> Data extract:
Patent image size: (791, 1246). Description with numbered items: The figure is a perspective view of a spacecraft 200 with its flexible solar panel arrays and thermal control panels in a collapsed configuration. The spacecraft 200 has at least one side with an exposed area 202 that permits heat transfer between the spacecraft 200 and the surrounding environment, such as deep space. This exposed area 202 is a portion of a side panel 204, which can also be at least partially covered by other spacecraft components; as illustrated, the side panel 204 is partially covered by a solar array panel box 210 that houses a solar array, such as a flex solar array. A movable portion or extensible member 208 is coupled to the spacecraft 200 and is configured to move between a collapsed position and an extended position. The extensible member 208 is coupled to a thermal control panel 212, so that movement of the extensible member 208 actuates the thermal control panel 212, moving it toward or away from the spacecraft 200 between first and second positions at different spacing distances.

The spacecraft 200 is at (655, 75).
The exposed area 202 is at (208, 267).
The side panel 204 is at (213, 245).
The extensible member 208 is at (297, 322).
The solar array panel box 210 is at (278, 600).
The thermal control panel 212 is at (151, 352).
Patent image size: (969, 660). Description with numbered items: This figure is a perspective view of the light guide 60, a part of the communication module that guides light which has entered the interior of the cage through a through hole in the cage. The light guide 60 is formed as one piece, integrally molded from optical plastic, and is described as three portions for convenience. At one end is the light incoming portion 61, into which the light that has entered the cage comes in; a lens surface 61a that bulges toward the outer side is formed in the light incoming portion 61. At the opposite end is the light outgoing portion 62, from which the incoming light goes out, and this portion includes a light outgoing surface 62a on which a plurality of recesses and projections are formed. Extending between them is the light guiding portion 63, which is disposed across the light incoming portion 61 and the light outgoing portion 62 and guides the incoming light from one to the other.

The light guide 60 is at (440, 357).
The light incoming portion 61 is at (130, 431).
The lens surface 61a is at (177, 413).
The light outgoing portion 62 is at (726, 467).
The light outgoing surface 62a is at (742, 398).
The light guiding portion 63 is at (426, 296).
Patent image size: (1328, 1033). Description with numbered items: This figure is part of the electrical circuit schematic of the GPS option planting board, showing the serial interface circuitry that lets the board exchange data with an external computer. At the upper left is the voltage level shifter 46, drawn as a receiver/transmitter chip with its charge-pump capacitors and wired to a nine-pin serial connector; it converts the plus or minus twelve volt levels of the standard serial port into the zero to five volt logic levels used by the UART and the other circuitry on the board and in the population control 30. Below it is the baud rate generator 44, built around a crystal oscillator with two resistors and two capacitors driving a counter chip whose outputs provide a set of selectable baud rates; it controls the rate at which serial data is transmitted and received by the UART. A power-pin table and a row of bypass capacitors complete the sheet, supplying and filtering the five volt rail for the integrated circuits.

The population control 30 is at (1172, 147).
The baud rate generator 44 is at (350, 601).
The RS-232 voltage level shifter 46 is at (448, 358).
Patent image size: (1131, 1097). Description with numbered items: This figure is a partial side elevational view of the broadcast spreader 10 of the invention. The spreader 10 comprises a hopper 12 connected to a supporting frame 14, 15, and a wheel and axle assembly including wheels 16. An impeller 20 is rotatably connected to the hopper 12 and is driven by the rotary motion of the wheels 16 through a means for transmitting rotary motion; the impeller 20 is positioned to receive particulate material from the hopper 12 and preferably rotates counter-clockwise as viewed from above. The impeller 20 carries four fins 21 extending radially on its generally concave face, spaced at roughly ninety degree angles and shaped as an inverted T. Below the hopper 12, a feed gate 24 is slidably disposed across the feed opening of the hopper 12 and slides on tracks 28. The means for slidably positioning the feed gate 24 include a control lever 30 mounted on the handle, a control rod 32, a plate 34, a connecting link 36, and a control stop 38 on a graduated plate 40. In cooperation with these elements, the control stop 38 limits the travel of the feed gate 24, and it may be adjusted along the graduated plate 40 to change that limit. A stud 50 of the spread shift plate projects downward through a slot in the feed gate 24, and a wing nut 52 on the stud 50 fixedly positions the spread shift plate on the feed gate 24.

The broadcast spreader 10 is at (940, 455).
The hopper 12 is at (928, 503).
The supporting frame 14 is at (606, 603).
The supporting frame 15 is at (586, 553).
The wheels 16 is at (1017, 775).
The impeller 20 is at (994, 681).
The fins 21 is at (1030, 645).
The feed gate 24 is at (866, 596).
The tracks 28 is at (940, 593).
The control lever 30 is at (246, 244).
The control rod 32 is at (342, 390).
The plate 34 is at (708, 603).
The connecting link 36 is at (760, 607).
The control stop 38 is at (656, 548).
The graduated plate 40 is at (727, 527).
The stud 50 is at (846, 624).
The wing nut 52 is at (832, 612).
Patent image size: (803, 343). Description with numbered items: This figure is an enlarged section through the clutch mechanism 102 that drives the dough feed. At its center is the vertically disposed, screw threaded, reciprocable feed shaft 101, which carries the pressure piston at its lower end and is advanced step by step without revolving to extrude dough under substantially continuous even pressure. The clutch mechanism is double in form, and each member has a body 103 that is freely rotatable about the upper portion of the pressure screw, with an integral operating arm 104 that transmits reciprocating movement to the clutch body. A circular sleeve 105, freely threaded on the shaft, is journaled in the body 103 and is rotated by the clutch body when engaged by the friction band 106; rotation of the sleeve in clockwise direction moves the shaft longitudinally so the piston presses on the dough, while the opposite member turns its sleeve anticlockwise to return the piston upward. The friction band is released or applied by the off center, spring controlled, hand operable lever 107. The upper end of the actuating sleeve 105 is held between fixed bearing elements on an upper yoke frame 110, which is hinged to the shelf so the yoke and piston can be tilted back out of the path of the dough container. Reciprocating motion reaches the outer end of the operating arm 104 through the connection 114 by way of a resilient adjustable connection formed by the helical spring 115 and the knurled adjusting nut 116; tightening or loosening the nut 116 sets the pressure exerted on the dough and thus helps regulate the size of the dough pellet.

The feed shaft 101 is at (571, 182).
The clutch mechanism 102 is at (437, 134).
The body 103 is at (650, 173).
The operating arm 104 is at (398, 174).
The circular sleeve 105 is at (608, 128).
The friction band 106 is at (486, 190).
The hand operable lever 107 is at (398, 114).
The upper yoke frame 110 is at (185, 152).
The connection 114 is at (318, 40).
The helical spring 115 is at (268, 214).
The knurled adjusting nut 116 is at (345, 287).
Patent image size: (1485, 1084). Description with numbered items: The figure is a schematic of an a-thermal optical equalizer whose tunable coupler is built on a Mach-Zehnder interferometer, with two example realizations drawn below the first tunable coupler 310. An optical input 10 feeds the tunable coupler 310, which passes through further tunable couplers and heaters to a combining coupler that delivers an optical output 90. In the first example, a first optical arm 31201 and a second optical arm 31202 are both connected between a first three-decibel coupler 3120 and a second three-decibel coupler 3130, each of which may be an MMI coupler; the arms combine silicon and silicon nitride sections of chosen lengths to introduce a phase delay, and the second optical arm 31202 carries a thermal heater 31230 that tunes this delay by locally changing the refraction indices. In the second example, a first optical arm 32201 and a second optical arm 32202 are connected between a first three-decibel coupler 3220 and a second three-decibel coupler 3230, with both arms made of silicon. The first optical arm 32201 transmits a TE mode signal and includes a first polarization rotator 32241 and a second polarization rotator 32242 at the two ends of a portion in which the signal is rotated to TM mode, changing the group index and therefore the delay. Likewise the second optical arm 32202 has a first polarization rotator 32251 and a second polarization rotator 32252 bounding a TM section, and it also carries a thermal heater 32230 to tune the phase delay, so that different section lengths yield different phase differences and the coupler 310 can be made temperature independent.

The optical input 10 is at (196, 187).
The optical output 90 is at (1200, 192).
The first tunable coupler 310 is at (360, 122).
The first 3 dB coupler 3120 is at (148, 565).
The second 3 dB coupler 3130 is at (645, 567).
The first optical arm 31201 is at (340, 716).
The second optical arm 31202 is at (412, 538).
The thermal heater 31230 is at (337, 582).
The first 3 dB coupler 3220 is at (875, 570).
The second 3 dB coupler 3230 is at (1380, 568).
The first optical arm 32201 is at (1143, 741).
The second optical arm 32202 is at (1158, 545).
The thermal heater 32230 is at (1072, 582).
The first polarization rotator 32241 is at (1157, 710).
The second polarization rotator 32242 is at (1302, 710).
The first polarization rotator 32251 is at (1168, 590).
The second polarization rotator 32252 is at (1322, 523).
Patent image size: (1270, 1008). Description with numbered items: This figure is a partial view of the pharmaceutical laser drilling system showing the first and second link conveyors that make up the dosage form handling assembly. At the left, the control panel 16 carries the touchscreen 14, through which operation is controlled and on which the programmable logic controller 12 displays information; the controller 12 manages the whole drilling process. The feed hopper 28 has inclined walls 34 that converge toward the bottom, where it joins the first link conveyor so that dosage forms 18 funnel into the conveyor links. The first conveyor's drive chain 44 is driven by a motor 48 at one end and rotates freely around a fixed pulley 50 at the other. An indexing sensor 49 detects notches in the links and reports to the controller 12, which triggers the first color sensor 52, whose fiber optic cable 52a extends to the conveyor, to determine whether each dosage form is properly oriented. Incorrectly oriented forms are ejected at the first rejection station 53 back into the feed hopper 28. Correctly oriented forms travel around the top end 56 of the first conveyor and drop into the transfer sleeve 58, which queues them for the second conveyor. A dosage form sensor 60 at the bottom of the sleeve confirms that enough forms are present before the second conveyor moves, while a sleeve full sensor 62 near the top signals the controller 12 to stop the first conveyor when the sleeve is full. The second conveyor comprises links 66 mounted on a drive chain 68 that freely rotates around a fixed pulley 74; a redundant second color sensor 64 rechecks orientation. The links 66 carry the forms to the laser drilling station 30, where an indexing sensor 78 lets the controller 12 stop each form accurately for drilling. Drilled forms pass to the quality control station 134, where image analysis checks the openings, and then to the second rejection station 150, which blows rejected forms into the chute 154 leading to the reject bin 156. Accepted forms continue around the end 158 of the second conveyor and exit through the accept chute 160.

> What you need to do:
Repeat, word for word, the stretch of items from the line containing "Patent image size: (1328, 1033)." through the line containing "The RS-232 voltage".

> Reply:
Patent image size: (1328, 1033). Description with numbered items: This figure is part of the electrical circuit schematic of the GPS option planting board, showing the serial interface circuitry that lets the board exchange data with an external computer. At the upper left is the voltage level shifter 46, drawn as a receiver/transmitter chip with its charge-pump capacitors and wired to a nine-pin serial connector; it converts the plus or minus twelve volt levels of the standard serial port into the zero to five volt logic levels used by the UART and the other circuitry on the board and in the population control 30. Below it is the baud rate generator 44, built around a crystal oscillator with two resistors and two capacitors driving a counter chip whose outputs provide a set of selectable baud rates; it controls the rate at which serial data is transmitted and received by the UART. A power-pin table and a row of bypass capacitors complete the sheet, supplying and filtering the five volt rail for the integrated circuits.

The population control 30 is at (1172, 147).
The baud rate generator 44 is at (350, 601).
The RS-232 voltage level shifter 46 is at (448, 358).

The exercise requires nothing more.